TASK OBJECTIVE: Report all lines from the entries below in which "screenshot" appears.
Start of RECORDED INFORMATION
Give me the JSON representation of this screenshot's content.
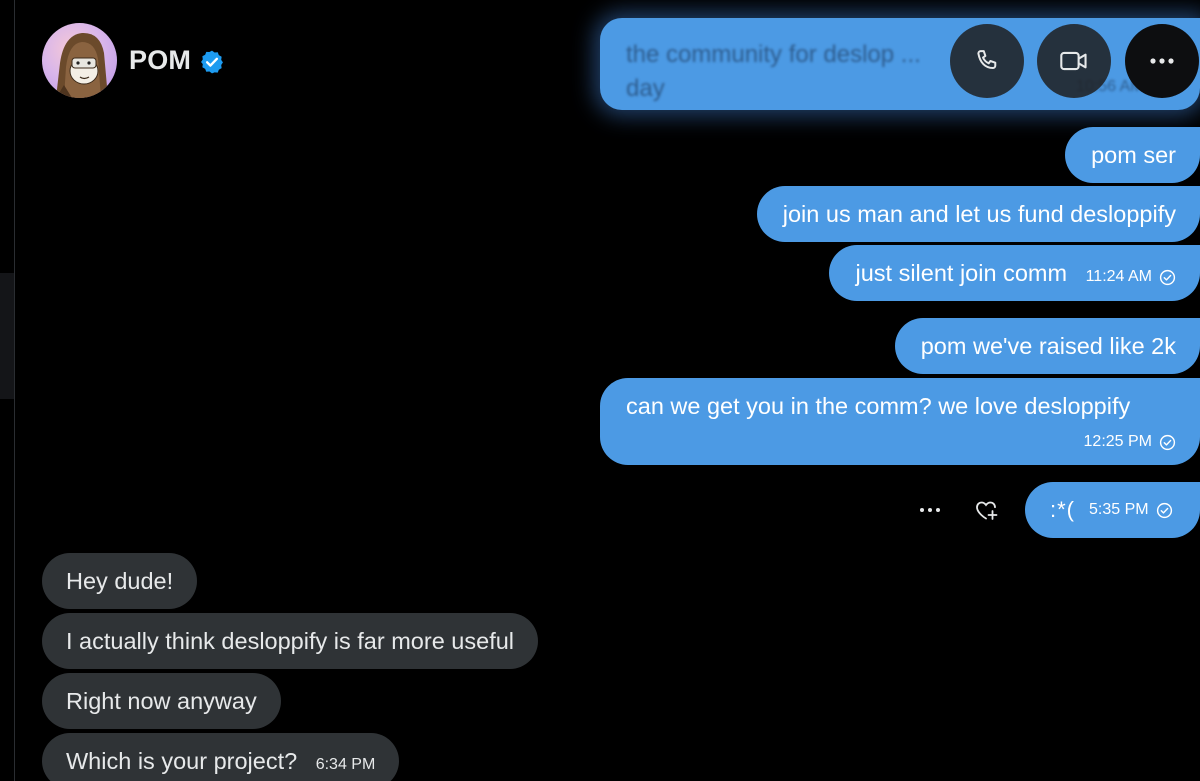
{
  "header": {
    "name": "POM",
    "avatar_icon": "cartoon-avatar",
    "verified_icon": "verified-badge-icon",
    "verified_color": "#1d9bf0",
    "buttons": [
      "phone-icon",
      "video-icon",
      "more-icon"
    ]
  },
  "colors": {
    "outgoing_bubble": "#4c9ae4",
    "incoming_bubble": "#2f3336",
    "background": "#000000"
  },
  "blurred_message": {
    "text_line1": "the community for deslop ...",
    "text_line2": "day",
    "time": "10:56 AM"
  },
  "outgoing": [
    {
      "text": "pom ser"
    },
    {
      "text": "join us man and let us fund desloppify"
    },
    {
      "text": "just silent join comm",
      "time": "11:24 AM",
      "status_icon": "sent-check-icon"
    },
    {
      "text": "pom we've raised like 2k"
    },
    {
      "text": "can we get you in the comm? we love desloppify",
      "time": "12:25 PM",
      "status_icon": "sent-check-icon"
    },
    {
      "text": ":*(",
      "time": "5:35 PM",
      "status_icon": "sent-check-icon"
    }
  ],
  "message_actions": [
    "more-dots-icon",
    "add-reaction-icon"
  ],
  "incoming": [
    {
      "text": "Hey dude!"
    },
    {
      "text": "I actually think desloppify is far more useful"
    },
    {
      "text": "Right now anyway"
    },
    {
      "text": "Which is your project?",
      "time": "6:34 PM"
    }
  ]
}
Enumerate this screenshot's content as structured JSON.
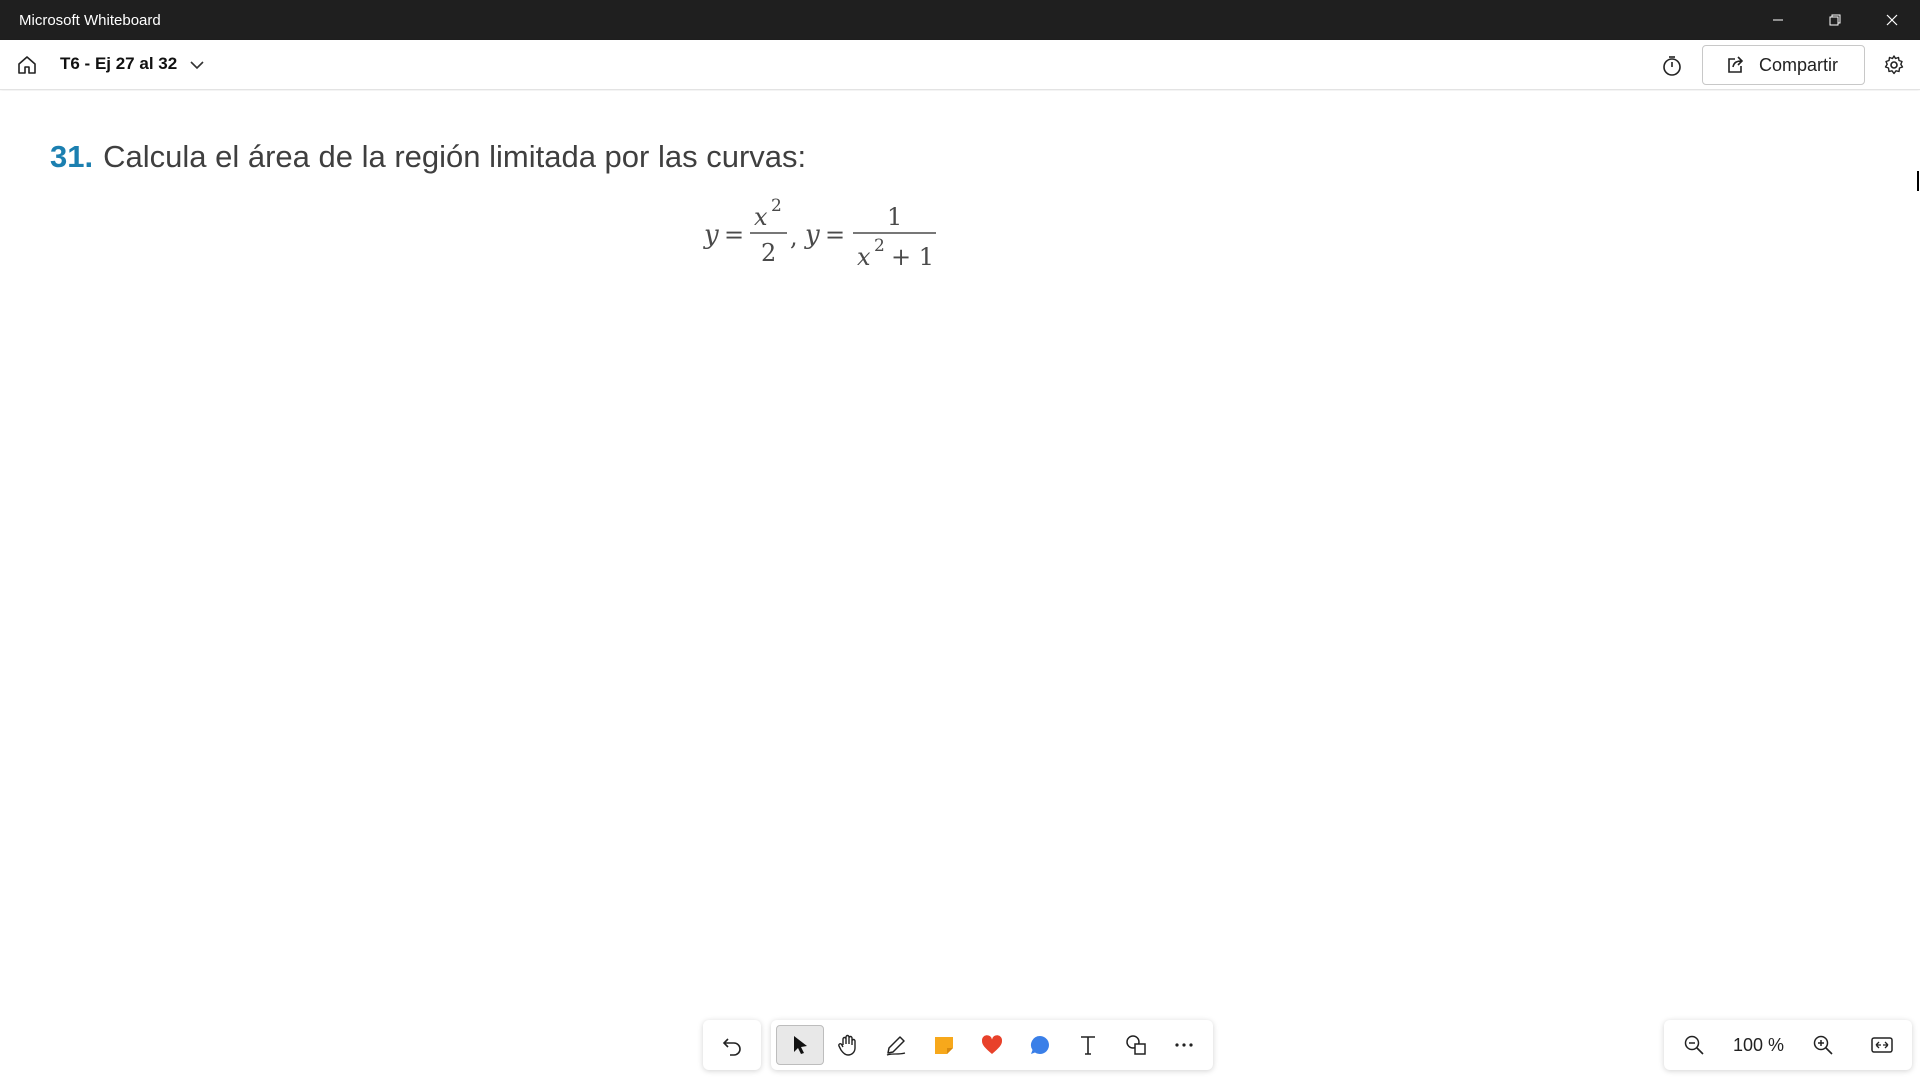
End of RECORDED INFORMATION
TASK RESPONSE:
Give me the JSON representation of this screenshot's content.
Enumerate this screenshot's content as structured JSON.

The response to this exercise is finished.